## Dataset items
━━━

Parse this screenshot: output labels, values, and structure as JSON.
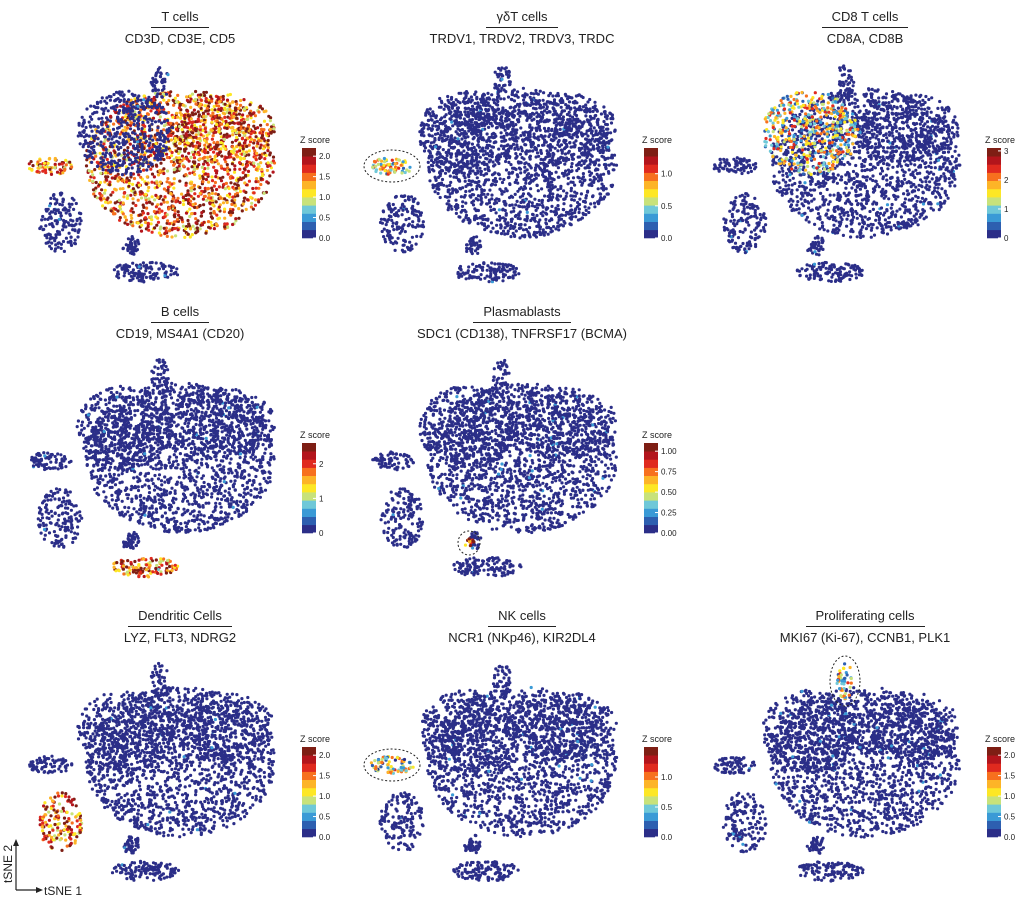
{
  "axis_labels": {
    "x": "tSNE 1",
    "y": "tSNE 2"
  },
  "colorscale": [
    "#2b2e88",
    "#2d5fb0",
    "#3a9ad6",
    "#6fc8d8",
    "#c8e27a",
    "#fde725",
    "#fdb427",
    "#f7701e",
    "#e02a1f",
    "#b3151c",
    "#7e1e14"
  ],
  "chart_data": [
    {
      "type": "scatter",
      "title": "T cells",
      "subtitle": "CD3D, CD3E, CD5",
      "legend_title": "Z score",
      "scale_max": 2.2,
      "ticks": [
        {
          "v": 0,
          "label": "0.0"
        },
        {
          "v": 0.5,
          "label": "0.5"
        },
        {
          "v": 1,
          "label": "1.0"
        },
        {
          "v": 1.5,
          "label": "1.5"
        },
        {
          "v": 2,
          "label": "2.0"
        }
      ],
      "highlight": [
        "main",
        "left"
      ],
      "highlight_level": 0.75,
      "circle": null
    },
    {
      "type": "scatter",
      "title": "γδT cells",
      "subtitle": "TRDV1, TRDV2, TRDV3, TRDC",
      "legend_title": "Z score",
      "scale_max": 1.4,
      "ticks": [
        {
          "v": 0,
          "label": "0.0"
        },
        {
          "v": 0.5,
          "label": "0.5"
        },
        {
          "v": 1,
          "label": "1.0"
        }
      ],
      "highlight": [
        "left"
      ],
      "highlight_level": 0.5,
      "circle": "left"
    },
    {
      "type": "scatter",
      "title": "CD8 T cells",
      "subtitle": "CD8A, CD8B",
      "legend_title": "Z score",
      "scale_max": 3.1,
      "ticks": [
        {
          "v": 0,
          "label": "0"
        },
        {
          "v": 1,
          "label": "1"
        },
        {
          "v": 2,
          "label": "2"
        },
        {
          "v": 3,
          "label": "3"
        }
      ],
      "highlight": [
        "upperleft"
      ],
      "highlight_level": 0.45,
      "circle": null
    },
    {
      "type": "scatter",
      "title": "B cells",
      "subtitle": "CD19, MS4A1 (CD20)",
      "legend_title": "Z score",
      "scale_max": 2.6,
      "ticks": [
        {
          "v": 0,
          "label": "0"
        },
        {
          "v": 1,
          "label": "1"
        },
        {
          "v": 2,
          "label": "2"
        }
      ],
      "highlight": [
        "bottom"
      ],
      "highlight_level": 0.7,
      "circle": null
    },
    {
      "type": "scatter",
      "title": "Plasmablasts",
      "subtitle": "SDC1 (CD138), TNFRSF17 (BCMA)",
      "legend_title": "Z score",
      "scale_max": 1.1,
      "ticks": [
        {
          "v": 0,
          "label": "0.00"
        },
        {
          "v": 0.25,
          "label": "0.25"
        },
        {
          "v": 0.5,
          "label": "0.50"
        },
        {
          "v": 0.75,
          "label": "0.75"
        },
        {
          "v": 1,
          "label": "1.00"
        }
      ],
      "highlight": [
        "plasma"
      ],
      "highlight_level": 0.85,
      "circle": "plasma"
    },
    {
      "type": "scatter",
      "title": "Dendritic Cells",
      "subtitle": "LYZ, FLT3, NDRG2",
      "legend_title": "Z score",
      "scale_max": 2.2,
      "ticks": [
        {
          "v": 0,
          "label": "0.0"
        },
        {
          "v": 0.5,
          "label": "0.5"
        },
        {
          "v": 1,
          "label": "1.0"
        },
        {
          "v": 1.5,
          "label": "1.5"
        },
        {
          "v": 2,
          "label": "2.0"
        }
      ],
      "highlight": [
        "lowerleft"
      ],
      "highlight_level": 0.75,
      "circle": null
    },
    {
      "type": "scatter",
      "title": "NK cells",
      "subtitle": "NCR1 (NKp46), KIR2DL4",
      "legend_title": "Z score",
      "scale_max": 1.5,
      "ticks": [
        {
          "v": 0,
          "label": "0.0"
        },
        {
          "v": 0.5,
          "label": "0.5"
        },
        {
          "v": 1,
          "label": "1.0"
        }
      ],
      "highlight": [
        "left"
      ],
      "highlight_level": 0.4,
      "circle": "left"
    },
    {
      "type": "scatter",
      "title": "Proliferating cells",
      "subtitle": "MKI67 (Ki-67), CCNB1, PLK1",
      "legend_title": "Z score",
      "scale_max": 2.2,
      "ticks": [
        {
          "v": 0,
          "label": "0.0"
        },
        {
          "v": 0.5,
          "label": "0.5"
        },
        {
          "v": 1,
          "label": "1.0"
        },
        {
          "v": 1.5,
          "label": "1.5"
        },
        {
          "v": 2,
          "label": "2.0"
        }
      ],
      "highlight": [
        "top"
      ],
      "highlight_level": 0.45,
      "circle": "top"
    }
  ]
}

━━━

With the pictures omitted, give every line above again exactly.

Parse this screenshot: output labels, values, and structure as JSON.
{
  "axis_labels": {
    "x": "tSNE 1",
    "y": "tSNE 2"
  },
  "colorscale": [
    "#2b2e88",
    "#2d5fb0",
    "#3a9ad6",
    "#6fc8d8",
    "#c8e27a",
    "#fde725",
    "#fdb427",
    "#f7701e",
    "#e02a1f",
    "#b3151c",
    "#7e1e14"
  ],
  "chart_data": [
    {
      "type": "scatter",
      "title": "T cells",
      "subtitle": "CD3D, CD3E, CD5",
      "legend_title": "Z score",
      "scale_max": 2.2,
      "ticks": [
        {
          "v": 0,
          "label": "0.0"
        },
        {
          "v": 0.5,
          "label": "0.5"
        },
        {
          "v": 1,
          "label": "1.0"
        },
        {
          "v": 1.5,
          "label": "1.5"
        },
        {
          "v": 2,
          "label": "2.0"
        }
      ],
      "highlight": [
        "main",
        "left"
      ],
      "highlight_level": 0.75,
      "circle": null
    },
    {
      "type": "scatter",
      "title": "γδT cells",
      "subtitle": "TRDV1, TRDV2, TRDV3, TRDC",
      "legend_title": "Z score",
      "scale_max": 1.4,
      "ticks": [
        {
          "v": 0,
          "label": "0.0"
        },
        {
          "v": 0.5,
          "label": "0.5"
        },
        {
          "v": 1,
          "label": "1.0"
        }
      ],
      "highlight": [
        "left"
      ],
      "highlight_level": 0.5,
      "circle": "left"
    },
    {
      "type": "scatter",
      "title": "CD8 T cells",
      "subtitle": "CD8A, CD8B",
      "legend_title": "Z score",
      "scale_max": 3.1,
      "ticks": [
        {
          "v": 0,
          "label": "0"
        },
        {
          "v": 1,
          "label": "1"
        },
        {
          "v": 2,
          "label": "2"
        },
        {
          "v": 3,
          "label": "3"
        }
      ],
      "highlight": [
        "upperleft"
      ],
      "highlight_level": 0.45,
      "circle": null
    },
    {
      "type": "scatter",
      "title": "B cells",
      "subtitle": "CD19, MS4A1 (CD20)",
      "legend_title": "Z score",
      "scale_max": 2.6,
      "ticks": [
        {
          "v": 0,
          "label": "0"
        },
        {
          "v": 1,
          "label": "1"
        },
        {
          "v": 2,
          "label": "2"
        }
      ],
      "highlight": [
        "bottom"
      ],
      "highlight_level": 0.7,
      "circle": null
    },
    {
      "type": "scatter",
      "title": "Plasmablasts",
      "subtitle": "SDC1 (CD138), TNFRSF17 (BCMA)",
      "legend_title": "Z score",
      "scale_max": 1.1,
      "ticks": [
        {
          "v": 0,
          "label": "0.00"
        },
        {
          "v": 0.25,
          "label": "0.25"
        },
        {
          "v": 0.5,
          "label": "0.50"
        },
        {
          "v": 0.75,
          "label": "0.75"
        },
        {
          "v": 1,
          "label": "1.00"
        }
      ],
      "highlight": [
        "plasma"
      ],
      "highlight_level": 0.85,
      "circle": "plasma"
    },
    {
      "type": "scatter",
      "title": "Dendritic Cells",
      "subtitle": "LYZ, FLT3, NDRG2",
      "legend_title": "Z score",
      "scale_max": 2.2,
      "ticks": [
        {
          "v": 0,
          "label": "0.0"
        },
        {
          "v": 0.5,
          "label": "0.5"
        },
        {
          "v": 1,
          "label": "1.0"
        },
        {
          "v": 1.5,
          "label": "1.5"
        },
        {
          "v": 2,
          "label": "2.0"
        }
      ],
      "highlight": [
        "lowerleft"
      ],
      "highlight_level": 0.75,
      "circle": null
    },
    {
      "type": "scatter",
      "title": "NK cells",
      "subtitle": "NCR1 (NKp46), KIR2DL4",
      "legend_title": "Z score",
      "scale_max": 1.5,
      "ticks": [
        {
          "v": 0,
          "label": "0.0"
        },
        {
          "v": 0.5,
          "label": "0.5"
        },
        {
          "v": 1,
          "label": "1.0"
        }
      ],
      "highlight": [
        "left"
      ],
      "highlight_level": 0.4,
      "circle": "left"
    },
    {
      "type": "scatter",
      "title": "Proliferating cells",
      "subtitle": "MKI67 (Ki-67), CCNB1, PLK1",
      "legend_title": "Z score",
      "scale_max": 2.2,
      "ticks": [
        {
          "v": 0,
          "label": "0.0"
        },
        {
          "v": 0.5,
          "label": "0.5"
        },
        {
          "v": 1,
          "label": "1.0"
        },
        {
          "v": 1.5,
          "label": "1.5"
        },
        {
          "v": 2,
          "label": "2.0"
        }
      ],
      "highlight": [
        "top"
      ],
      "highlight_level": 0.45,
      "circle": "top"
    }
  ]
}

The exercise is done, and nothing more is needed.